Sumber:
****

Refleksi Pasca Pameran Buku Internasional Kairo

Ma'ridh atau Cairo International Book Fair ke-50 telah berakhir. Di tahun kedua ini, peningkatan yang seharusnya menjadi keniscayaan, dengan cukup terpaksa, saya katakan hampir tidak ada, melainkan sedikit saja.

Pertama, intensitas. Tahun lalu saya bisa 6 kali berkunjung, dari 14 hari yang disediakan. Lumayan, hampir menyentuh 50%. Sementara tahun ini saya hanya 4 kali dari 12 hari atau sekitar 33% saja. Tanpa hendak berapologis dengan alasan tempat, kesibukan, maupun tanggung jawab, saya akui bahwa ini sebuah penurunan.

Padahal, seperti kata banyak senior, semakin sering berkunjung (meskipun tidak membeli), melihat, dan berinteraksi langsung, semakin dekat kita pada malakah kitab-kitab turats.

Kedua, kuantitas. Sebetulnya parameter kuantitas, pada umumnya, tidak selalu berbanding lurus dengan kualitas. Bahkan sering tidak dijadikan sebuah tolak ukur utama. Namun menggunakannya sebagai refleksi, saya rasa tidak ada salahnya.

Tahun lalu, saya mampu mengumpulkan 56 kitab dari 32 judul dan sekitar 26 penulis; menghabiskan sekitar 2500 Pond atau kisaran 2 juta. Jumlah yang patut disyukuri namun tidak untuk dibanggakan. Sedangkan tahun ini, saya hanya mampu menghimpun 39 kitab dari 31 judul dan sekitar 18 penulis (tidak termasuk majmu'ah ulama), dengan biaya kurang lebih 1300 Pond atau kisaran 1 juta.

****

Baris Data:
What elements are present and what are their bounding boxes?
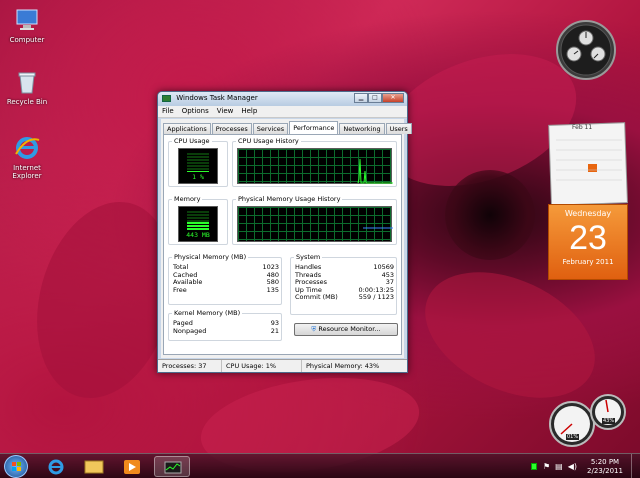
network-icon[interactable]: ▤ — [555, 462, 563, 471]
memory-value: 443 MB — [186, 231, 210, 239]
memory-meter: 443 MB — [178, 206, 218, 242]
kernel-memory-group: Kernel Memory (MB) Paged 93 Nonpaged 21 — [168, 309, 282, 341]
tab-networking[interactable]: Networking — [339, 123, 385, 134]
stat-row: Nonpaged 21 — [173, 326, 279, 335]
status-cpu: CPU Usage: 1% — [222, 360, 302, 372]
window-title: Windows Task Manager — [176, 94, 258, 102]
taskbar-date: 2/23/2011 — [587, 466, 623, 475]
taskbar: ⚑ ▤ ◀) 5:20 PM 2/23/2011 — [0, 453, 640, 478]
kernel-memory-label: Kernel Memory (MB) — [172, 309, 243, 317]
performance-panel: CPU Usage 1 % CPU Usage History Memory 4… — [163, 134, 402, 355]
cpu-usage-meter: 1 % — [178, 148, 218, 184]
calendar-month-year: February 2011 — [562, 258, 614, 266]
recycle-bin-icon — [13, 68, 41, 96]
desktop-icon-label: Computer — [9, 36, 45, 44]
system-tray: ⚑ ▤ ◀) 5:20 PM 2/23/2011 — [530, 454, 640, 478]
taskbar-task-manager[interactable] — [154, 456, 190, 477]
wallpaper-flower-center — [445, 170, 535, 260]
status-memory: Physical Memory: 43% — [306, 362, 380, 370]
cpu-usage-label: CPU Usage — [172, 137, 212, 145]
memory-history-group: Physical Memory Usage History — [232, 195, 397, 245]
resource-monitor-label: Resource Monitor... — [318, 325, 381, 333]
memory-history-graph — [237, 206, 393, 242]
task-manager-tray-icon[interactable] — [530, 463, 537, 470]
status-processes: Processes: 37 — [158, 360, 222, 372]
calendar-day-card: Wednesday 23 February 2011 — [548, 204, 628, 280]
taskbar-time: 5:20 PM — [590, 457, 620, 466]
internet-explorer-icon — [48, 459, 64, 475]
desktop-icon-internet-explorer[interactable]: Internet Explorer — [0, 134, 54, 180]
stat-row: Commit (MB) 559 / 1123 — [295, 293, 394, 301]
volume-icon[interactable]: ◀) — [568, 462, 577, 471]
cpu-history-label: CPU Usage History — [236, 137, 301, 145]
menu-file[interactable]: File — [162, 107, 174, 116]
calendar-day: 23 — [569, 219, 607, 257]
maximize-button[interactable]: □ — [368, 93, 382, 103]
menu-bar: File Options View Help — [158, 106, 407, 118]
computer-icon — [13, 6, 41, 34]
physical-memory-group: Physical Memory (MB) Total 1023 Cached 480… — [168, 253, 282, 305]
start-button[interactable] — [4, 455, 28, 478]
resource-monitor-button[interactable]: ⛨ Resource Monitor... — [294, 323, 398, 336]
cpu-usage-value: 1 % — [192, 173, 204, 181]
taskbar-clock[interactable]: 5:20 PM 2/23/2011 — [581, 458, 629, 476]
physical-memory-label: Physical Memory (MB) — [172, 253, 249, 261]
calendar-gadget[interactable]: Feb 11 Wednesday 23 February 2011 — [548, 122, 628, 282]
clock-gadget[interactable] — [548, 18, 624, 82]
tab-users[interactable]: Users — [385, 123, 412, 134]
tab-performance[interactable]: Performance — [289, 121, 339, 134]
shield-icon: ⛨ — [311, 325, 317, 333]
cpu-meter-gadget[interactable]: 01% 43% — [546, 392, 630, 450]
tab-strip: Applications Processes Services Performa… — [163, 121, 413, 134]
cpu-history-graph — [237, 148, 393, 184]
cpu-usage-group: CPU Usage 1 % — [168, 137, 228, 187]
desktop-icon-computer[interactable]: Computer — [0, 6, 54, 44]
menu-options[interactable]: Options — [182, 107, 209, 116]
menu-view[interactable]: View — [217, 107, 234, 116]
stat-row: Free 135 — [173, 285, 279, 294]
tab-processes[interactable]: Processes — [211, 123, 252, 134]
memory-history-label: Physical Memory Usage History — [236, 195, 343, 203]
memory-fill — [187, 222, 209, 230]
desktop-icon-label: Recycle Bin — [6, 98, 48, 106]
flag-icon[interactable]: ⚑ — [543, 462, 550, 471]
desktop-icon-recycle-bin[interactable]: Recycle Bin — [0, 68, 54, 106]
memory-group: Memory 443 MB — [168, 195, 228, 245]
menu-help[interactable]: Help — [241, 107, 257, 116]
close-button[interactable]: ✕ — [382, 93, 404, 103]
taskbar-windows-explorer[interactable] — [76, 456, 112, 477]
minimize-button[interactable]: ▁ — [354, 93, 368, 103]
system-group: System Handles 10569 Threads 453 Processes… — [290, 253, 397, 315]
cpu-usage-fill — [187, 171, 209, 172]
system-label: System — [294, 253, 323, 261]
task-manager-window[interactable]: Windows Task Manager ▁ □ ✕ File Options … — [157, 91, 412, 373]
status-bar: Processes: 37 CPU Usage: 1% Physical Mem… — [158, 359, 407, 372]
task-manager-icon — [162, 94, 171, 102]
internet-explorer-icon — [13, 134, 41, 162]
calendar-weekday: Wednesday — [564, 209, 612, 218]
window-body: Applications Processes Services Performa… — [161, 119, 412, 358]
taskbar-media-player[interactable] — [114, 456, 150, 477]
memory-meter-value: 43% — [602, 418, 616, 424]
calendar-month-label: Feb 11 — [572, 124, 593, 131]
cpu-meter-value: 01% — [566, 434, 580, 440]
memory-label: Memory — [172, 195, 203, 203]
desktop-icon-label: Internet Explorer — [12, 164, 42, 180]
windows-logo-icon — [12, 462, 21, 471]
show-desktop-button[interactable] — [631, 454, 640, 478]
media-player-icon — [124, 460, 140, 474]
stat-row: Available 580 — [173, 278, 279, 286]
cpu-history-group: CPU Usage History — [232, 137, 397, 187]
tab-services[interactable]: Services — [252, 123, 289, 134]
taskbar-internet-explorer[interactable] — [38, 456, 74, 477]
window-titlebar[interactable]: Windows Task Manager ▁ □ ✕ — [158, 92, 407, 106]
tab-applications[interactable]: Applications — [163, 123, 211, 134]
task-manager-icon — [164, 461, 182, 474]
calendar-grid — [588, 164, 597, 172]
folder-icon — [84, 460, 104, 474]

****

Daftar Tugas:
1 – Tentukan apakah setiap pernyataan berikut sesuai dengan refleksi pameran buku Kairo, lalu jawab ya atau tidak disertai kutipan kata-kata penentunya dari teks. (a) Tahun ini kunjungan ke pameran hanya 4 kali dari 12 hari. (b) Tahun lalu terkumpul 56 kitab dengan biaya sekitar 1300 Pond. (c) Parameter kuantitas selalu berbanding lurus dengan kualitas.
2 – Ganti "senior" dengan "kakak tingkat" pada bagian refleksi pameran buku Kairo yang dimulai dengan "Padahal, seperti kata" dan berlanjut hingga "kisaran 1 juta.", lalu tuliskan kembali bagian tersebut.

Jawaban Tugas:
1 –
(a) Ya: "Sementara tahun ini saya hanya 4 kali dari 12 hari atau sekitar 33% saja."
(b) Tidak: "Tahun lalu, saya mampu mengumpulkan 56 kitab dari 32 judul dan sekitar 26 penulis; menghabiskan sekitar 2500 Pond atau kisaran 2 juta."
(c) Tidak: "Sebetulnya parameter kuantitas, pada umumnya, tidak selalu berbanding lurus dengan kualitas."

2 –
Padahal, seperti kata banyak kakak tingkat, semakin sering berkunjung (meskipun tidak membeli), melihat, dan berinteraksi langsung, semakin dekat kita pada malakah kitab-kitab turats.

Kedua, kuantitas. Sebetulnya parameter kuantitas, pada umumnya, tidak selalu berbanding lurus dengan kualitas. Bahkan sering tidak dijadikan sebuah tolak ukur utama. Namun menggunakannya sebagai refleksi, saya rasa tidak ada salahnya.

Tahun lalu, saya mampu mengumpulkan 56 kitab dari 32 judul dan sekitar 26 penulis; menghabiskan sekitar 2500 Pond atau kisaran 2 juta. Jumlah yang patut disyukuri namun tidak untuk dibanggakan. Sedangkan tahun ini, saya hanya mampu menghimpun 39 kitab dari 31 judul dan sekitar 18 penulis (tidak termasuk majmu'ah ulama), dengan biaya kurang lebih 1300 Pond atau kisaran 1 juta.